═════ Records for this task
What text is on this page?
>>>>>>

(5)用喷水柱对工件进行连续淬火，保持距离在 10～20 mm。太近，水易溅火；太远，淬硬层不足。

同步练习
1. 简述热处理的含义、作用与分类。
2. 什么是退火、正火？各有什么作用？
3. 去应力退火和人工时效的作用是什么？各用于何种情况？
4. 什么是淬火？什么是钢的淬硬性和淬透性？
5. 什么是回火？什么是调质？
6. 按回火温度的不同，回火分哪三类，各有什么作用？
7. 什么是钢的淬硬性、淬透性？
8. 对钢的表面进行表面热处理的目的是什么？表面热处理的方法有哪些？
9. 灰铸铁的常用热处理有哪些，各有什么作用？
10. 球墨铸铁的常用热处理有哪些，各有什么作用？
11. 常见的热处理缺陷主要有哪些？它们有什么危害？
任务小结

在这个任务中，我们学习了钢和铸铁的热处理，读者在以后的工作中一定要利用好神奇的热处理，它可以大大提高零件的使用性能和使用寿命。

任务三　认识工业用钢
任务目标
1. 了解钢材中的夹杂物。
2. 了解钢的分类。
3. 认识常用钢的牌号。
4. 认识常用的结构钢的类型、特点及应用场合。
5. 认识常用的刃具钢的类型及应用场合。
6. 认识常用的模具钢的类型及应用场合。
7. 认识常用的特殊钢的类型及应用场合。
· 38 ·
══════════
**Required work**
Copy the material above back out, exactly as written.

**Finished task**
What text is on this page?
>>>>>>

(5)用喷水柱对工件进行连续淬火，保持距离在 10～20 mm。太近，水易溅火；太远，淬硬层不足。

同步练习
1. 简述热处理的含义、作用与分类。
2. 什么是退火、正火？各有什么作用？
3. 去应力退火和人工时效的作用是什么？各用于何种情况？
4. 什么是淬火？什么是钢的淬硬性和淬透性？
5. 什么是回火？什么是调质？
6. 按回火温度的不同，回火分哪三类，各有什么作用？
7. 什么是钢的淬硬性、淬透性？
8. 对钢的表面进行表面热处理的目的是什么？表面热处理的方法有哪些？
9. 灰铸铁的常用热处理有哪些，各有什么作用？
10. 球墨铸铁的常用热处理有哪些，各有什么作用？
11. 常见的热处理缺陷主要有哪些？它们有什么危害？
任务小结

在这个任务中，我们学习了钢和铸铁的热处理，读者在以后的工作中一定要利用好神奇的热处理，它可以大大提高零件的使用性能和使用寿命。

任务三　认识工业用钢
任务目标
1. 了解钢材中的夹杂物。
2. 了解钢的分类。
3. 认识常用钢的牌号。
4. 认识常用的结构钢的类型、特点及应用场合。
5. 认识常用的刃具钢的类型及应用场合。
6. 认识常用的模具钢的类型及应用场合。
7. 认识常用的特殊钢的类型及应用场合。
· 38 ·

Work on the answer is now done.